## EXCERPTED DATA
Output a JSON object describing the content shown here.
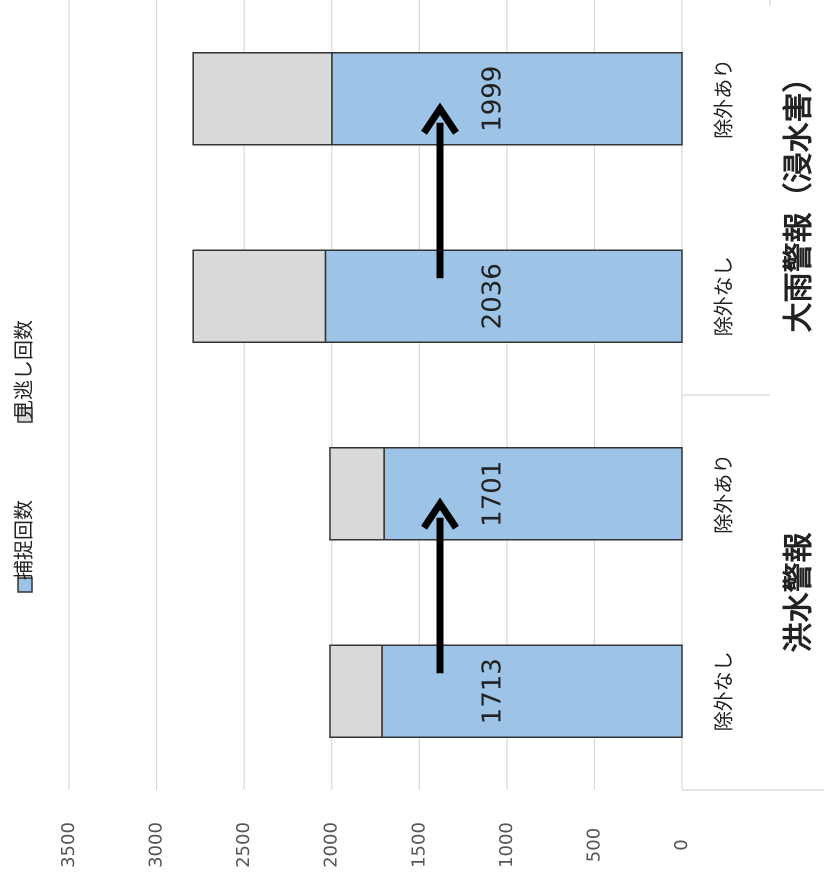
{
  "chart_data": {
    "type": "bar",
    "orientation": "rotated",
    "categories": [
      "除外なし",
      "除外あり",
      "除外なし",
      "除外あり"
    ],
    "groups": [
      {
        "label": "洪水警報",
        "span": [
          0,
          1
        ]
      },
      {
        "label": "大雨警報（浸水害）",
        "span": [
          2,
          3
        ]
      }
    ],
    "series": [
      {
        "name": "捕捉回数",
        "color": "#9dc3e6",
        "values": [
          1713,
          1701,
          2036,
          1999
        ]
      },
      {
        "name": "見逃し回数",
        "color": "#d9d9d9",
        "values": [
          297,
          309,
          755,
          792
        ]
      }
    ],
    "ylim": [
      0,
      3500
    ],
    "yticks": [
      0,
      500,
      1000,
      1500,
      2000,
      2500,
      3000,
      3500
    ],
    "grid": true,
    "stacked": true
  }
}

## TASK INSTRUCTIONS
Make an exact copy of the records shown above, without the pictures.

## OUTPUT
Output a JSON object describing the content shown here.
{
  "chart_data": {
    "type": "bar",
    "orientation": "rotated",
    "categories": [
      "除外なし",
      "除外あり",
      "除外なし",
      "除外あり"
    ],
    "groups": [
      {
        "label": "洪水警報",
        "span": [
          0,
          1
        ]
      },
      {
        "label": "大雨警報（浸水害）",
        "span": [
          2,
          3
        ]
      }
    ],
    "series": [
      {
        "name": "捕捉回数",
        "color": "#9dc3e6",
        "values": [
          1713,
          1701,
          2036,
          1999
        ]
      },
      {
        "name": "見逃し回数",
        "color": "#d9d9d9",
        "values": [
          297,
          309,
          755,
          792
        ]
      }
    ],
    "ylim": [
      0,
      3500
    ],
    "yticks": [
      0,
      500,
      1000,
      1500,
      2000,
      2500,
      3000,
      3500
    ],
    "grid": true,
    "stacked": true
  }
}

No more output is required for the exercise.